▶ _Required work_: Find every line with the word "attribute". Copy those lines.

▶ _Dataset rows_:
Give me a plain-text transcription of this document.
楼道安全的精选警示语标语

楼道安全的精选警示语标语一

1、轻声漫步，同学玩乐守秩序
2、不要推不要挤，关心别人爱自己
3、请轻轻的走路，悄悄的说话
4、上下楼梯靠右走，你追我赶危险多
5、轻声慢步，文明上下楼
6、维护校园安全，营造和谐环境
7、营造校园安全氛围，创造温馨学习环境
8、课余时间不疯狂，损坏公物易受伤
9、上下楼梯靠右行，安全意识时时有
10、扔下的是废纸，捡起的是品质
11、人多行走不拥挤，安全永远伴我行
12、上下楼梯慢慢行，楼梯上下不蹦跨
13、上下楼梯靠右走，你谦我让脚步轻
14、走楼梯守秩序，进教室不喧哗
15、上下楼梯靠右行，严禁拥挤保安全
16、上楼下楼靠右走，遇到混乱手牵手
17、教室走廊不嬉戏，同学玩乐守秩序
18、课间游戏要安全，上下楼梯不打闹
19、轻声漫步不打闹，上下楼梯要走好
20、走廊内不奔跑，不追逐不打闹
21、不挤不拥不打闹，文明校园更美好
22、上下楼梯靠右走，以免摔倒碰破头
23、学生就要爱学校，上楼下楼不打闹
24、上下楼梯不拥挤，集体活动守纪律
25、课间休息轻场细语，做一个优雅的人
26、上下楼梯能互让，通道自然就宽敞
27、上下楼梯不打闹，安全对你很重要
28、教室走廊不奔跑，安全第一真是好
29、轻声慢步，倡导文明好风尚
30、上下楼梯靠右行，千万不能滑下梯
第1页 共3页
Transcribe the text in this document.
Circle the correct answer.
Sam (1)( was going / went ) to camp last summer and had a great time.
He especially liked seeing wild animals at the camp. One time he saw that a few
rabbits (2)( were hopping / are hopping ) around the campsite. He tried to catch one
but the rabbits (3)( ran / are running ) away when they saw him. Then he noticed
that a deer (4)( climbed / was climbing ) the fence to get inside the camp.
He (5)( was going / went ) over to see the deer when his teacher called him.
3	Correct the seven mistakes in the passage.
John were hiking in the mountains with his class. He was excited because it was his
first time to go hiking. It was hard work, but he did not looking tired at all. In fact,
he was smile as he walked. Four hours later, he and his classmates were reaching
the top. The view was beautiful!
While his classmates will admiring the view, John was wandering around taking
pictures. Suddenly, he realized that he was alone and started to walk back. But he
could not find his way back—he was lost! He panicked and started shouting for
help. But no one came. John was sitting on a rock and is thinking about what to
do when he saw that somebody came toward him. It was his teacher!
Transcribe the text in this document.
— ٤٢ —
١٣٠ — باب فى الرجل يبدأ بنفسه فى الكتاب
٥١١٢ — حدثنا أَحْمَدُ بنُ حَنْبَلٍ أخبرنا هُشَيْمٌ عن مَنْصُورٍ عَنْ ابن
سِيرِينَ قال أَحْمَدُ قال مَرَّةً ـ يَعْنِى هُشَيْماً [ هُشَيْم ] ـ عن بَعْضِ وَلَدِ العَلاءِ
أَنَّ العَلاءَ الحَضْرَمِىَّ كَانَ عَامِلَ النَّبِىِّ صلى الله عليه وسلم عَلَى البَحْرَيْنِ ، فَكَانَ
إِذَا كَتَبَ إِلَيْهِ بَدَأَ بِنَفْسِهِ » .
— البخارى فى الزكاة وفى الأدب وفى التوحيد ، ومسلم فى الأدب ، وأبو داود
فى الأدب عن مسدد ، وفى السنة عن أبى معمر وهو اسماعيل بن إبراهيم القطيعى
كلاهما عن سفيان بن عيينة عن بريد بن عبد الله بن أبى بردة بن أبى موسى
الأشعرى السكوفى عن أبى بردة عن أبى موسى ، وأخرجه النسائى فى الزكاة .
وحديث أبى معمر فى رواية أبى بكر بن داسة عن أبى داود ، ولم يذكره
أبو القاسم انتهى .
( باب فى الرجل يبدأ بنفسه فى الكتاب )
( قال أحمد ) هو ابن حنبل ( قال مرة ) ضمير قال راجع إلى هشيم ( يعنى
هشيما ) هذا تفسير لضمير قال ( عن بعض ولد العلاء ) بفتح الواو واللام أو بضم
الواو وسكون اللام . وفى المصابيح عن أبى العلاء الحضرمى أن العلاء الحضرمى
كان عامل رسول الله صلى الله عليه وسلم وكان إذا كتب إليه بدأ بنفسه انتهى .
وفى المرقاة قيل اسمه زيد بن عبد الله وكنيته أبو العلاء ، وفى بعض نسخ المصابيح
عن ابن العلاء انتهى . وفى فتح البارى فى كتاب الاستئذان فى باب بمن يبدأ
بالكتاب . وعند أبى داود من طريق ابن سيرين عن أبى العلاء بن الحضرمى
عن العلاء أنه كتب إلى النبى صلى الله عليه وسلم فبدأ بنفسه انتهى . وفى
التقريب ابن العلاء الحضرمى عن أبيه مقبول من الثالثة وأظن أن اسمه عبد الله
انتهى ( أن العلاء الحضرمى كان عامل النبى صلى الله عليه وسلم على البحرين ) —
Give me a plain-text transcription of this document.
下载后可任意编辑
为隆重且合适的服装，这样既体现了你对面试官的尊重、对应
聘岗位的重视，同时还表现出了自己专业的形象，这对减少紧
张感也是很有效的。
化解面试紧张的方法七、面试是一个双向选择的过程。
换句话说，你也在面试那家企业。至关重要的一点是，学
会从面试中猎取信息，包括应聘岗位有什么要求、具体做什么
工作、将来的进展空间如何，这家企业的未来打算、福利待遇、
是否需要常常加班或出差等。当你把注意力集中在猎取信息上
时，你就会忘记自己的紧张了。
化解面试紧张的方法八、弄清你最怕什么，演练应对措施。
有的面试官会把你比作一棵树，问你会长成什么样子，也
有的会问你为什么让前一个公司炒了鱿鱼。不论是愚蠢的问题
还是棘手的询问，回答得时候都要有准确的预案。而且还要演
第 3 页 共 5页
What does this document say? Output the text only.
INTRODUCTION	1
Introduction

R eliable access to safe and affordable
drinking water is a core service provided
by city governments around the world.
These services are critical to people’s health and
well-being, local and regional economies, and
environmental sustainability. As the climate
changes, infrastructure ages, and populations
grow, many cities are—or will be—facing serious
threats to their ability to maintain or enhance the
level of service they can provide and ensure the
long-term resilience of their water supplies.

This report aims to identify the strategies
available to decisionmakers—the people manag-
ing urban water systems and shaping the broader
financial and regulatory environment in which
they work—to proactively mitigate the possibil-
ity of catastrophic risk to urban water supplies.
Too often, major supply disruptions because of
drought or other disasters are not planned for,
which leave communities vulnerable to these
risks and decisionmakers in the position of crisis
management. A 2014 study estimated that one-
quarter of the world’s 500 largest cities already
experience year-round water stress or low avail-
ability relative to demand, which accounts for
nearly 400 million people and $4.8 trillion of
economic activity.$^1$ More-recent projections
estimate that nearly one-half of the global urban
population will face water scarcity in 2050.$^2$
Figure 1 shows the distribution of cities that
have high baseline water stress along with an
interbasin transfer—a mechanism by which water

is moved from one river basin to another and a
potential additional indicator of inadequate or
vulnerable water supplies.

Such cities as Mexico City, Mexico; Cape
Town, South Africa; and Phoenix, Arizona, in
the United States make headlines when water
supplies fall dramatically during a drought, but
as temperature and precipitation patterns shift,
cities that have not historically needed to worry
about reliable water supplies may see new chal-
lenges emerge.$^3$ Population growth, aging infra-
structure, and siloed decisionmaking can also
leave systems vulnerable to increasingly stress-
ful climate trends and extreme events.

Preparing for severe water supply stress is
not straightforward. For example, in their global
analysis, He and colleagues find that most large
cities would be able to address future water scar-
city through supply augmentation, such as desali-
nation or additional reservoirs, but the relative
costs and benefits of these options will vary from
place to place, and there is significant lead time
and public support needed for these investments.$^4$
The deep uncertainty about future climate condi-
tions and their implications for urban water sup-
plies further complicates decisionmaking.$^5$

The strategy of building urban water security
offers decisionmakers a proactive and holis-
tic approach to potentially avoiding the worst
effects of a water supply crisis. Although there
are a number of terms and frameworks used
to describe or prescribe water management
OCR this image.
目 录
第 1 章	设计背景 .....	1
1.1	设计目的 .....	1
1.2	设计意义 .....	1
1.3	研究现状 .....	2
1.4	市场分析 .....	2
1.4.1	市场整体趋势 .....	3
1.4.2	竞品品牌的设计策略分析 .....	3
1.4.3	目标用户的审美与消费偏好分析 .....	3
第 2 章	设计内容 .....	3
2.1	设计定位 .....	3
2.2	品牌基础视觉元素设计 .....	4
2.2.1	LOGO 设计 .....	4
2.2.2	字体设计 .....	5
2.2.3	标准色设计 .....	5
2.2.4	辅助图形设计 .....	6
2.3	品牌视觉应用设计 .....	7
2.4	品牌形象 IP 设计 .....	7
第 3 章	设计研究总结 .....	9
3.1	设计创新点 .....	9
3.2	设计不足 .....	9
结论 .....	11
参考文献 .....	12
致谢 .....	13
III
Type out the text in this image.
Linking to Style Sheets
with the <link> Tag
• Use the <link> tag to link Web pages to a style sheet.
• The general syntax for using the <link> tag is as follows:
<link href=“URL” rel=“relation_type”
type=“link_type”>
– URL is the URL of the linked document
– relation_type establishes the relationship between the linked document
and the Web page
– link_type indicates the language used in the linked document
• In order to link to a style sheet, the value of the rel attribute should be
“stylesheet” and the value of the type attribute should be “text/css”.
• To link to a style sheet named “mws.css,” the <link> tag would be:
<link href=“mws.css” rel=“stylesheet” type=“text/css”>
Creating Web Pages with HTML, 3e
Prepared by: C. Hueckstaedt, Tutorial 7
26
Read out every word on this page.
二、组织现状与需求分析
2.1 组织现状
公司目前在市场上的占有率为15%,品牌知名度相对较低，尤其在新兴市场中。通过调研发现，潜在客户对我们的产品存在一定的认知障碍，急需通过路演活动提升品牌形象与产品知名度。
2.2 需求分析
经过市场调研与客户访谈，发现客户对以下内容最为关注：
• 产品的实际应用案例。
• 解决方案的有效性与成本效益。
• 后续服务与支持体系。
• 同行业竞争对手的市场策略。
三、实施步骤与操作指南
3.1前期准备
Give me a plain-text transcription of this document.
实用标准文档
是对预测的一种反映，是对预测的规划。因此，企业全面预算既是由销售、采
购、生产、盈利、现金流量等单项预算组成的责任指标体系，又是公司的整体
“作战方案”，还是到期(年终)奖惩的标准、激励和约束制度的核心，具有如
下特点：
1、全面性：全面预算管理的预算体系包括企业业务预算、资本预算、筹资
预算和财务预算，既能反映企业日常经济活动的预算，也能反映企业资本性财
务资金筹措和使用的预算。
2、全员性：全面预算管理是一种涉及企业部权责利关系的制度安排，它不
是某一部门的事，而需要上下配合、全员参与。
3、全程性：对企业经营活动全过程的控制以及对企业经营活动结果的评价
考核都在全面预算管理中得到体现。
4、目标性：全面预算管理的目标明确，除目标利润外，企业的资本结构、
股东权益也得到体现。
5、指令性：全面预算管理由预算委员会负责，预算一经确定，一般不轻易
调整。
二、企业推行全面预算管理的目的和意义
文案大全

▶ _Task result_:
• In order to link to a style sheet, the value of the rel attribute should be
“stylesheet” and the value of the type attribute should be “text/css”.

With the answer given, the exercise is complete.